▶ TASK STATEMENT
Here are some entries; quote each one exactly.

(Records from a data collection)

━━━━

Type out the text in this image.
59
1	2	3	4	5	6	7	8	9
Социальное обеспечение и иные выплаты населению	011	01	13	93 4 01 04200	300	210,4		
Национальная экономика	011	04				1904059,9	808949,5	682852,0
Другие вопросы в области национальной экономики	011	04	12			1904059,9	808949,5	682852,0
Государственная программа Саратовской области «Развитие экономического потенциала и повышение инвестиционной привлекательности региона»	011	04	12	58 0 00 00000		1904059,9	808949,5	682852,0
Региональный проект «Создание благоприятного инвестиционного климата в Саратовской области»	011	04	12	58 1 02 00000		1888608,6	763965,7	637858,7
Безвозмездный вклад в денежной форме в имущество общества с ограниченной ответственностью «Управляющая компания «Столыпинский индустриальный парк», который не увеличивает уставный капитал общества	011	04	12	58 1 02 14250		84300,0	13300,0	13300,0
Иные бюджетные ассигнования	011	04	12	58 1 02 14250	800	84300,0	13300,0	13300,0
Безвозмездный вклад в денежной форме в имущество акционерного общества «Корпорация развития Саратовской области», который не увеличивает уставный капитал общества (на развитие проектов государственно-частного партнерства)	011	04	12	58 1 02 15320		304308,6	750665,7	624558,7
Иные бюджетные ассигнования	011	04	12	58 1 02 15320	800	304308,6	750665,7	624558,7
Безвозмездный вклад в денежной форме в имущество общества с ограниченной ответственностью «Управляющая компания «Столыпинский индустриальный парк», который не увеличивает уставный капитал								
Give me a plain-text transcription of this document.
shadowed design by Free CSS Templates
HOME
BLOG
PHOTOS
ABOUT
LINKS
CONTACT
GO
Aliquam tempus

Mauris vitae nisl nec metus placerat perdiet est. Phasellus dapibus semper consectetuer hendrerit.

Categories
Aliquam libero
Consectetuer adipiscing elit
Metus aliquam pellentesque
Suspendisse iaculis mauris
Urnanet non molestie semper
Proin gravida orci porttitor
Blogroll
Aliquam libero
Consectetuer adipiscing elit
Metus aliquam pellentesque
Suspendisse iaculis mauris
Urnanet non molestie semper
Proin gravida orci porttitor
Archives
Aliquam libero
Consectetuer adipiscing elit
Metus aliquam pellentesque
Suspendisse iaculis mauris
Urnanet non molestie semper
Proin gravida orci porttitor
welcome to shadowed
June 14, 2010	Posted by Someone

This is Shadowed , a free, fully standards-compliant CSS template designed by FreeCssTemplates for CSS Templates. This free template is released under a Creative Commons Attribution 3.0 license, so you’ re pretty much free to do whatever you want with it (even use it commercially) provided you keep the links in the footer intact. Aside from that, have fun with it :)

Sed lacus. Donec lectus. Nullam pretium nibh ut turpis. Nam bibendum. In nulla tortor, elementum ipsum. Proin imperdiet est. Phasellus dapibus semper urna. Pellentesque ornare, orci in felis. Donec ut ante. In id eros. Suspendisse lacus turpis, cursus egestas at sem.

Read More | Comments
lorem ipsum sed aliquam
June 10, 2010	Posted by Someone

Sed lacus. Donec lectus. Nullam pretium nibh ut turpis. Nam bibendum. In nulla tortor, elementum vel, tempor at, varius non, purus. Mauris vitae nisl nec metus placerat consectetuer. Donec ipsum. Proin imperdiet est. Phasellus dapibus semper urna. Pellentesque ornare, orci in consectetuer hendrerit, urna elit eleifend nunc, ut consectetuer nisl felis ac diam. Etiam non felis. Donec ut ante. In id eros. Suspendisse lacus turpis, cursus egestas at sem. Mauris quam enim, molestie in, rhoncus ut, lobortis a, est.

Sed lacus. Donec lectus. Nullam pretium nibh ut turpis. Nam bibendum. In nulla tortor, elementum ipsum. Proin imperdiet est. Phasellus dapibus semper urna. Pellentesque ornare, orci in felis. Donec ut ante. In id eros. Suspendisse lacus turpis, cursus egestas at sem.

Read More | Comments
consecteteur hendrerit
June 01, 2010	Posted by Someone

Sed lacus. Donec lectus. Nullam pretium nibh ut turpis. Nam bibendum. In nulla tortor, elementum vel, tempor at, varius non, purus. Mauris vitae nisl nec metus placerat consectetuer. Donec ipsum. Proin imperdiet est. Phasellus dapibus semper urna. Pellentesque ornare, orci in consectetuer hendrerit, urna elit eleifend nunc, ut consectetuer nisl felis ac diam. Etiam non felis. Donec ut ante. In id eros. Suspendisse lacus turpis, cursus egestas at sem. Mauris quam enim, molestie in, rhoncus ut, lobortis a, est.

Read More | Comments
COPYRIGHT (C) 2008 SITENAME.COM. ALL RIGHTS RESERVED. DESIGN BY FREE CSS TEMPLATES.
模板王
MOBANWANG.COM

━━━━

▶ TASK SOLUTION
Type out the text in this image.
59
1	2	3	4	5	6	7	8	9
Социальное обеспечение и иные выплаты населению	011	01	13	93 4 01 04200	300	210,4		
Национальная экономика	011	04				1904059,9	808949,5	682852,0
Другие вопросы в области национальной экономики	011	04	12			1904059,9	808949,5	682852,0
Государственная программа Саратовской области «Развитие экономического потенциала и повышение инвестиционной привлекательности региона»	011	04	12	58 0 00 00000		1904059,9	808949,5	682852,0
Региональный проект «Создание благоприятного инвестиционного климата в Саратовской области»	011	04	12	58 1 02 00000		1888608,6	763965,7	637858,7
Безвозмездный вклад в денежной форме в имущество общества с ограниченной ответственностью «Управляющая компания «Столыпинский индустриальный парк», который не увеличивает уставный капитал общества	011	04	12	58 1 02 14250		84300,0	13300,0	13300,0
Иные бюджетные ассигнования	011	04	12	58 1 02 14250	800	84300,0	13300,0	13300,0
Безвозмездный вклад в денежной форме в имущество акционерного общества «Корпорация развития Саратовской области», который не увеличивает уставный капитал общества (на развитие проектов государственно-частного партнерства)	011	04	12	58 1 02 15320		304308,6	750665,7	624558,7
Иные бюджетные ассигнования	011	04	12	58 1 02 15320	800	304308,6	750665,7	624558,7
Безвозмездный вклад в денежной форме в имущество общества с ограниченной ответственностью «Управляющая компания «Столыпинский индустриальный парк», который не увеличивает уставный капитал								
Give me a plain-text transcription of this document.
shadowed design by Free CSS Templates
HOME
BLOG
PHOTOS
ABOUT
LINKS
CONTACT
GO
Aliquam tempus

Mauris vitae nisl nec metus placerat perdiet est. Phasellus dapibus semper consectetuer hendrerit.

Categories
Aliquam libero
Consectetuer adipiscing elit
Metus aliquam pellentesque
Suspendisse iaculis mauris
Urnanet non molestie semper
Proin gravida orci porttitor
Blogroll
Aliquam libero
Consectetuer adipiscing elit
Metus aliquam pellentesque
Suspendisse iaculis mauris
Urnanet non molestie semper
Proin gravida orci porttitor
Archives
Aliquam libero
Consectetuer adipiscing elit
Metus aliquam pellentesque
Suspendisse iaculis mauris
Urnanet non molestie semper
Proin gravida orci porttitor
welcome to shadowed
June 14, 2010	Posted by Someone

This is Shadowed , a free, fully standards-compliant CSS template designed by FreeCssTemplates for CSS Templates. This free template is released under a Creative Commons Attribution 3.0 license, so you’ re pretty much free to do whatever you want with it (even use it commercially) provided you keep the links in the footer intact. Aside from that, have fun with it :)

Sed lacus. Donec lectus. Nullam pretium nibh ut turpis. Nam bibendum. In nulla tortor, elementum ipsum. Proin imperdiet est. Phasellus dapibus semper urna. Pellentesque ornare, orci in felis. Donec ut ante. In id eros. Suspendisse lacus turpis, cursus egestas at sem.

Read More | Comments
lorem ipsum sed aliquam
June 10, 2010	Posted by Someone

Sed lacus. Donec lectus. Nullam pretium nibh ut turpis. Nam bibendum. In nulla tortor, elementum vel, tempor at, varius non, purus. Mauris vitae nisl nec metus placerat consectetuer. Donec ipsum. Proin imperdiet est. Phasellus dapibus semper urna. Pellentesque ornare, orci in consectetuer hendrerit, urna elit eleifend nunc, ut consectetuer nisl felis ac diam. Etiam non felis. Donec ut ante. In id eros. Suspendisse lacus turpis, cursus egestas at sem. Mauris quam enim, molestie in, rhoncus ut, lobortis a, est.

Sed lacus. Donec lectus. Nullam pretium nibh ut turpis. Nam bibendum. In nulla tortor, elementum ipsum. Proin imperdiet est. Phasellus dapibus semper urna. Pellentesque ornare, orci in felis. Donec ut ante. In id eros. Suspendisse lacus turpis, cursus egestas at sem.

Read More | Comments
consecteteur hendrerit
June 01, 2010	Posted by Someone

Sed lacus. Donec lectus. Nullam pretium nibh ut turpis. Nam bibendum. In nulla tortor, elementum vel, tempor at, varius non, purus. Mauris vitae nisl nec metus placerat consectetuer. Donec ipsum. Proin imperdiet est. Phasellus dapibus semper urna. Pellentesque ornare, orci in consectetuer hendrerit, urna elit eleifend nunc, ut consectetuer nisl felis ac diam. Etiam non felis. Donec ut ante. In id eros. Suspendisse lacus turpis, cursus egestas at sem. Mauris quam enim, molestie in, rhoncus ut, lobortis a, est.

Read More | Comments
COPYRIGHT (C) 2008 SITENAME.COM. ALL RIGHTS RESERVED. DESIGN BY FREE CSS TEMPLATES.
模板王
MOBANWANG.COM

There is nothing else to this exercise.